======== INFORMATION SHOWN

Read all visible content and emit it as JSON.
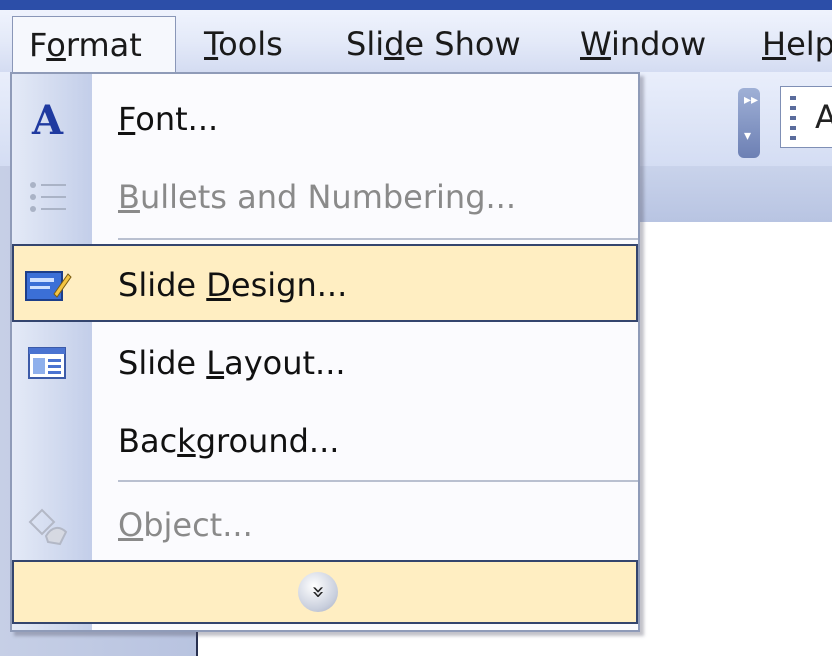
{
  "menubar": {
    "items": [
      {
        "label": "Format",
        "mnemonic": "o"
      },
      {
        "label": "Tools",
        "mnemonic": "T"
      },
      {
        "label": "Slide Show",
        "mnemonic": "d"
      },
      {
        "label": "Window",
        "mnemonic": "W"
      },
      {
        "label": "Help",
        "mnemonic": "H"
      }
    ]
  },
  "toolbar": {
    "combo_text": "A"
  },
  "format_menu": {
    "items": [
      {
        "label": "Font...",
        "mnemonic": "F",
        "icon": "font-a-icon",
        "enabled": true,
        "highlighted": false
      },
      {
        "label": "Bullets and Numbering...",
        "mnemonic": "B",
        "icon": "bullets-icon",
        "enabled": false,
        "highlighted": false
      },
      {
        "label": "Slide Design...",
        "mnemonic": "D",
        "icon": "slide-design-icon",
        "enabled": true,
        "highlighted": true
      },
      {
        "label": "Slide Layout...",
        "mnemonic": "L",
        "icon": "slide-layout-icon",
        "enabled": true,
        "highlighted": false
      },
      {
        "label": "Background...",
        "mnemonic": "k",
        "icon": "",
        "enabled": true,
        "highlighted": false
      },
      {
        "label": "Object...",
        "mnemonic": "O",
        "icon": "object-icon",
        "enabled": false,
        "highlighted": false
      }
    ],
    "expand_glyph": "»"
  },
  "colors": {
    "highlight_bg": "#ffeec2",
    "highlight_border": "#34456e",
    "disabled_text": "#8a8a8a"
  }
}
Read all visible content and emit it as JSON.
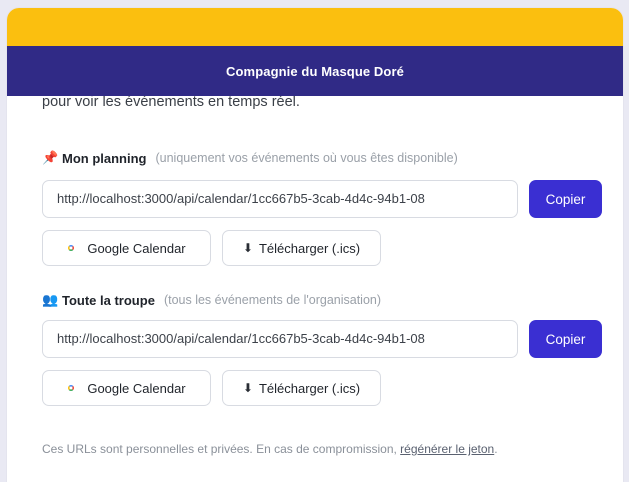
{
  "header": {
    "brand": "Compagnie du Masque Doré"
  },
  "intro": {
    "line2": "pour voir les événements en temps réel."
  },
  "sections": [
    {
      "icon": "📌",
      "title": "Mon planning",
      "hint": "(uniquement vos événements où vous êtes disponible)",
      "url": "http://localhost:3000/api/calendar/1cc667b5-3cab-4d4c-94b1-08",
      "copy_label": "Copier",
      "google_label": "Google Calendar",
      "download_label": "Télécharger (.ics)"
    },
    {
      "icon": "👥",
      "title": "Toute la troupe",
      "hint": "(tous les événements de l'organisation)",
      "url": "http://localhost:3000/api/calendar/1cc667b5-3cab-4d4c-94b1-08",
      "copy_label": "Copier",
      "google_label": "Google Calendar",
      "download_label": "Télécharger (.ics)"
    }
  ],
  "footer": {
    "note": "Ces URLs sont personnelles et privées. En cas de compromission,",
    "link": "régénérer le jeton",
    "period": "."
  },
  "colors": {
    "top_bar": "#fbbf0f",
    "brand_bar": "#302a86",
    "primary_button": "#3a2fd2"
  },
  "icons": {
    "pin": "pin-icon",
    "group": "group-icon",
    "google": "google-icon",
    "download": "download-icon"
  }
}
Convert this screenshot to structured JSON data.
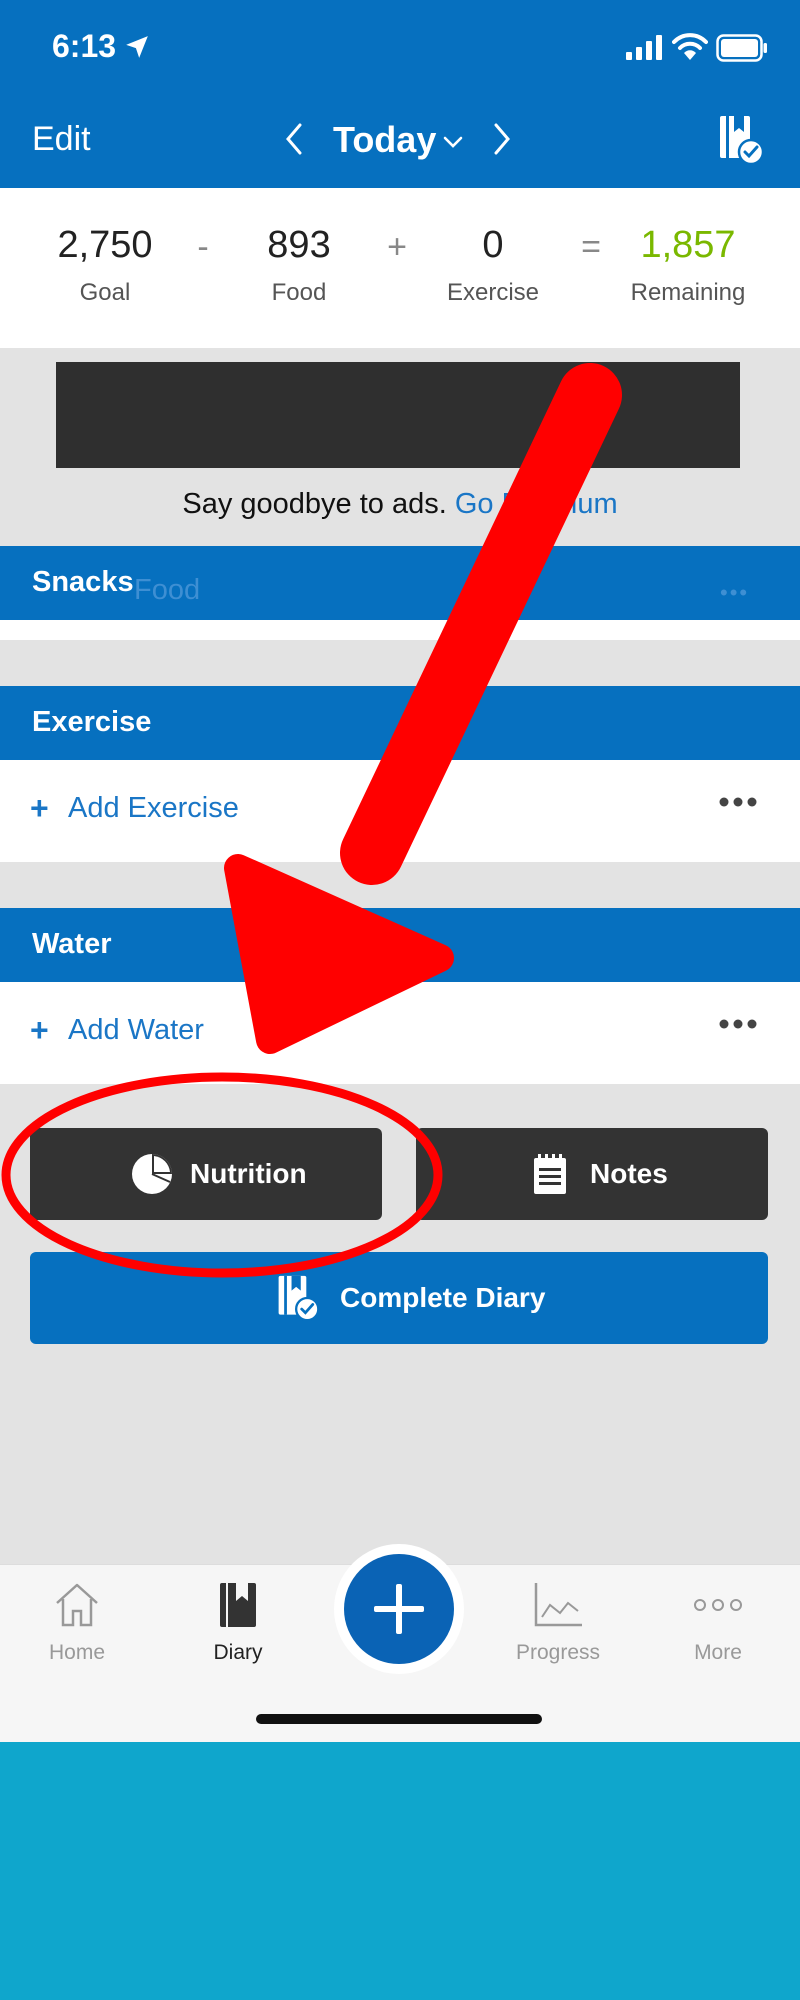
{
  "status_bar": {
    "time": "6:13"
  },
  "header": {
    "edit_label": "Edit",
    "date_label": "Today",
    "icons": {
      "prev": "chevron-left-icon",
      "next": "chevron-right-icon",
      "complete": "diary-check-icon"
    }
  },
  "summary": {
    "goal": {
      "value": "2,750",
      "label": "Goal"
    },
    "minus": "-",
    "food": {
      "value": "893",
      "label": "Food"
    },
    "plus": "+",
    "exercise": {
      "value": "0",
      "label": "Exercise"
    },
    "equals": "=",
    "remaining": {
      "value": "1,857",
      "label": "Remaining"
    },
    "remaining_color": "#7ab800"
  },
  "ad": {
    "text": "Say goodbye to ads. ",
    "link_text": "Go Premium"
  },
  "sections": {
    "snacks": {
      "title": "Snacks",
      "ghost_text": "Food"
    },
    "exercise": {
      "title": "Exercise",
      "add_label": "Add Exercise"
    },
    "water": {
      "title": "Water",
      "add_label": "Add Water"
    }
  },
  "buttons": {
    "nutrition": "Nutrition",
    "notes": "Notes",
    "complete_diary": "Complete Diary"
  },
  "tabbar": {
    "items": [
      {
        "label": "Home",
        "icon": "home-icon"
      },
      {
        "label": "Diary",
        "icon": "diary-icon"
      },
      {
        "label": "",
        "icon": "plus-icon"
      },
      {
        "label": "Progress",
        "icon": "chart-icon"
      },
      {
        "label": "More",
        "icon": "more-icon"
      }
    ],
    "active": "Diary"
  },
  "colors": {
    "brand_blue": "#0670bf",
    "link_blue": "#1a76c6",
    "annotation_red": "#ff0000",
    "bottom_background": "#0fa6cc"
  }
}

================

## WHAT IS BEING ASKED
Give the data again exactly as written, with all pictures left out.

## EXPECTED ANSWER
Read all visible content and emit it as JSON.
{
  "menubar": {
    "items": [
      {
        "label": "Format",
        "mnemonic": "o"
      },
      {
        "label": "Tools",
        "mnemonic": "T"
      },
      {
        "label": "Slide Show",
        "mnemonic": "d"
      },
      {
        "label": "Window",
        "mnemonic": "W"
      },
      {
        "label": "Help",
        "mnemonic": "H"
      }
    ]
  },
  "toolbar": {
    "combo_text": "A"
  },
  "format_menu": {
    "items": [
      {
        "label": "Font...",
        "mnemonic": "F",
        "icon": "font-a-icon",
        "enabled": true,
        "highlighted": false
      },
      {
        "label": "Bullets and Numbering...",
        "mnemonic": "B",
        "icon": "bullets-icon",
        "enabled": false,
        "highlighted": false
      },
      {
        "label": "Slide Design...",
        "mnemonic": "D",
        "icon": "slide-design-icon",
        "enabled": true,
        "highlighted": true
      },
      {
        "label": "Slide Layout...",
        "mnemonic": "L",
        "icon": "slide-layout-icon",
        "enabled": true,
        "highlighted": false
      },
      {
        "label": "Background...",
        "mnemonic": "k",
        "icon": "",
        "enabled": true,
        "highlighted": false
      },
      {
        "label": "Object...",
        "mnemonic": "O",
        "icon": "object-icon",
        "enabled": false,
        "highlighted": false
      }
    ],
    "expand_glyph": "»"
  },
  "colors": {
    "highlight_bg": "#ffeec2",
    "highlight_border": "#34456e",
    "disabled_text": "#8a8a8a"
  }
}
Read all visible content and emit it as JSON.
{
  "header": {
    "brand": "Compagnie du Masque Doré"
  },
  "intro": {
    "line2": "pour voir les événements en temps réel."
  },
  "sections": [
    {
      "icon": "📌",
      "title": "Mon planning",
      "hint": "(uniquement vos événements où vous êtes disponible)",
      "url": "http://localhost:3000/api/calendar/1cc667b5-3cab-4d4c-94b1-08",
      "copy_label": "Copier",
      "google_label": "Google Calendar",
      "download_label": "Télécharger (.ics)"
    },
    {
      "icon": "👥",
      "title": "Toute la troupe",
      "hint": "(tous les événements de l'organisation)",
      "url": "http://localhost:3000/api/calendar/1cc667b5-3cab-4d4c-94b1-08",
      "copy_label": "Copier",
      "google_label": "Google Calendar",
      "download_label": "Télécharger (.ics)"
    }
  ],
  "footer": {
    "note": "Ces URLs sont personnelles et privées. En cas de compromission,",
    "link": "régénérer le jeton",
    "period": "."
  },
  "colors": {
    "top_bar": "#fbbf0f",
    "brand_bar": "#302a86",
    "primary_button": "#3a2fd2"
  },
  "icons": {
    "pin": "pin-icon",
    "group": "group-icon",
    "google": "google-icon",
    "download": "download-icon"
  }
}
Convert this screenshot to structured JSON data.
{
  "status_bar": {
    "time": "6:13"
  },
  "header": {
    "edit_label": "Edit",
    "date_label": "Today",
    "icons": {
      "prev": "chevron-left-icon",
      "next": "chevron-right-icon",
      "complete": "diary-check-icon"
    }
  },
  "summary": {
    "goal": {
      "value": "2,750",
      "label": "Goal"
    },
    "minus": "-",
    "food": {
      "value": "893",
      "label": "Food"
    },
    "plus": "+",
    "exercise": {
      "value": "0",
      "label": "Exercise"
    },
    "equals": "=",
    "remaining": {
      "value": "1,857",
      "label": "Remaining"
    },
    "remaining_color": "#7ab800"
  },
  "ad": {
    "text": "Say goodbye to ads. ",
    "link_text": "Go Premium"
  },
  "sections": {
    "snacks": {
      "title": "Snacks",
      "ghost_text": "Food"
    },
    "exercise": {
      "title": "Exercise",
      "add_label": "Add Exercise"
    },
    "water": {
      "title": "Water",
      "add_label": "Add Water"
    }
  },
  "buttons": {
    "nutrition": "Nutrition",
    "notes": "Notes",
    "complete_diary": "Complete Diary"
  },
  "tabbar": {
    "items": [
      {
        "label": "Home",
        "icon": "home-icon"
      },
      {
        "label": "Diary",
        "icon": "diary-icon"
      },
      {
        "label": "",
        "icon": "plus-icon"
      },
      {
        "label": "Progress",
        "icon": "chart-icon"
      },
      {
        "label": "More",
        "icon": "more-icon"
      }
    ],
    "active": "Diary"
  },
  "colors": {
    "brand_blue": "#0670bf",
    "link_blue": "#1a76c6",
    "annotation_red": "#ff0000",
    "bottom_background": "#0fa6cc"
  }
}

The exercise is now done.